## Written request
Copy out the entries exactly, from the first line to the last.

## Exercise data
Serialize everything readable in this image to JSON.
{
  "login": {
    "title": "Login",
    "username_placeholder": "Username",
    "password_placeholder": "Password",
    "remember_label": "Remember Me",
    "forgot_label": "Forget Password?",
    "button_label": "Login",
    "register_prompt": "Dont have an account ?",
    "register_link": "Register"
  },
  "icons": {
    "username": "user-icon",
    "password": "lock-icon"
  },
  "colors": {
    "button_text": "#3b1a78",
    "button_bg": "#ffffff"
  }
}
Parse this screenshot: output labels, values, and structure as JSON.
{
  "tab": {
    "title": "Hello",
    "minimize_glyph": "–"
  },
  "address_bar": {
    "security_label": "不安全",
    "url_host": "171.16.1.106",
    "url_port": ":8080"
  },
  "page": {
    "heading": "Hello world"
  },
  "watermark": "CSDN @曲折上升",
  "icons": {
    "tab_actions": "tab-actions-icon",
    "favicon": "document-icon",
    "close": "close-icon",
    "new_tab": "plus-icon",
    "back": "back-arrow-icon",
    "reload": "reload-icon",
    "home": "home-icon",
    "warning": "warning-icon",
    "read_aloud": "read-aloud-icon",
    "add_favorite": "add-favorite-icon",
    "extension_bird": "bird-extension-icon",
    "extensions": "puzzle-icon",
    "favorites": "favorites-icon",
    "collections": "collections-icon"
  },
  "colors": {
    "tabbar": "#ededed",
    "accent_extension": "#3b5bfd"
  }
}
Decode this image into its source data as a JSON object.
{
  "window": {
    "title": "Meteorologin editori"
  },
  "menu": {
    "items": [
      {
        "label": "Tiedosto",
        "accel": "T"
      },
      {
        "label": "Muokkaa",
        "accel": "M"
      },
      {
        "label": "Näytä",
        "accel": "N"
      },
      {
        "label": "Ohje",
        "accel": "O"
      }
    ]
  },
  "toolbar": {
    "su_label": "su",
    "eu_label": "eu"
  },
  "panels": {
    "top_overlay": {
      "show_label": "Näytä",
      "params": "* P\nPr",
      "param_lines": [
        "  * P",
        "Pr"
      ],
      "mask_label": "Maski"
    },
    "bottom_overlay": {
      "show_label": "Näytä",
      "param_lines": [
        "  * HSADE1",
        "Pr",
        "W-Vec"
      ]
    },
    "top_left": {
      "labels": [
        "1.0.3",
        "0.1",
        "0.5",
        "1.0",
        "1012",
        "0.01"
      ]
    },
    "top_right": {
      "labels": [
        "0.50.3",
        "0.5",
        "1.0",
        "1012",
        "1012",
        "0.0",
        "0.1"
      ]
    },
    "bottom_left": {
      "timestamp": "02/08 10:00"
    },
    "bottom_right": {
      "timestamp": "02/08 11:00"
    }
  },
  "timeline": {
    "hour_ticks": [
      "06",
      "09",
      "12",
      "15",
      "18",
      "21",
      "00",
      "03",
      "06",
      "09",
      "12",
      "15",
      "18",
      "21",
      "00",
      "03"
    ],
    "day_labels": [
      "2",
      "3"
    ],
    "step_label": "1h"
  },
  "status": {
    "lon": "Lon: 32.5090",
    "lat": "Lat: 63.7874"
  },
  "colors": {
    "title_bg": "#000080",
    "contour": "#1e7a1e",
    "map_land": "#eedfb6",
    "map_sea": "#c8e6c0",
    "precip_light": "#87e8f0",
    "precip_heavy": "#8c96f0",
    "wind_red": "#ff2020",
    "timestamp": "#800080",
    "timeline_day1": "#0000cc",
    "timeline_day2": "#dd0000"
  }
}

## Reply to the task
Serialize everything readable in this image to JSON.
{
  "login": {
    "title": "Login",
    "username_placeholder": "Username",
    "password_placeholder": "Password",
    "remember_label": "Remember Me",
    "forgot_label": "Forget Password?",
    "button_label": "Login",
    "register_prompt": "Dont have an account ?",
    "register_link": "Register"
  },
  "icons": {
    "username": "user-icon",
    "password": "lock-icon"
  },
  "colors": {
    "button_text": "#3b1a78",
    "button_bg": "#ffffff"
  }
}
Parse this screenshot: output labels, values, and structure as JSON.
{
  "tab": {
    "title": "Hello",
    "minimize_glyph": "–"
  },
  "address_bar": {
    "security_label": "不安全",
    "url_host": "171.16.1.106",
    "url_port": ":8080"
  },
  "page": {
    "heading": "Hello world"
  },
  "watermark": "CSDN @曲折上升",
  "icons": {
    "tab_actions": "tab-actions-icon",
    "favicon": "document-icon",
    "close": "close-icon",
    "new_tab": "plus-icon",
    "back": "back-arrow-icon",
    "reload": "reload-icon",
    "home": "home-icon",
    "warning": "warning-icon",
    "read_aloud": "read-aloud-icon",
    "add_favorite": "add-favorite-icon",
    "extension_bird": "bird-extension-icon",
    "extensions": "puzzle-icon",
    "favorites": "favorites-icon",
    "collections": "collections-icon"
  },
  "colors": {
    "tabbar": "#ededed",
    "accent_extension": "#3b5bfd"
  }
}
Decode this image into its source data as a JSON object.
{
  "window": {
    "title": "Meteorologin editori"
  },
  "menu": {
    "items": [
      {
        "label": "Tiedosto",
        "accel": "T"
      },
      {
        "label": "Muokkaa",
        "accel": "M"
      },
      {
        "label": "Näytä",
        "accel": "N"
      },
      {
        "label": "Ohje",
        "accel": "O"
      }
    ]
  },
  "toolbar": {
    "su_label": "su",
    "eu_label": "eu"
  },
  "panels": {
    "top_overlay": {
      "show_label": "Näytä",
      "params": "* P\nPr",
      "param_lines": [
        "  * P",
        "Pr"
      ],
      "mask_label": "Maski"
    },
    "bottom_overlay": {
      "show_label": "Näytä",
      "param_lines": [
        "  * HSADE1",
        "Pr",
        "W-Vec"
      ]
    },
    "top_left": {
      "labels": [
        "1.0.3",
        "0.1",
        "0.5",
        "1.0",
        "1012",
        "0.01"
      ]
    },
    "top_right": {
      "labels": [
        "0.50.3",
        "0.5",
        "1.0",
        "1012",
        "1012",
        "0.0",
        "0.1"
      ]
    },
    "bottom_left": {
      "timestamp": "02/08 10:00"
    },
    "bottom_right": {
      "timestamp": "02/08 11:00"
    }
  },
  "timeline": {
    "hour_ticks": [
      "06",
      "09",
      "12",
      "15",
      "18",
      "21",
      "00",
      "03",
      "06",
      "09",
      "12",
      "15",
      "18",
      "21",
      "00",
      "03"
    ],
    "day_labels": [
      "2",
      "3"
    ],
    "step_label": "1h"
  },
  "status": {
    "lon": "Lon: 32.5090",
    "lat": "Lat: 63.7874"
  },
  "colors": {
    "title_bg": "#000080",
    "contour": "#1e7a1e",
    "map_land": "#eedfb6",
    "map_sea": "#c8e6c0",
    "precip_light": "#87e8f0",
    "precip_heavy": "#8c96f0",
    "wind_red": "#ff2020",
    "timestamp": "#800080",
    "timeline_day1": "#0000cc",
    "timeline_day2": "#dd0000"
  }
}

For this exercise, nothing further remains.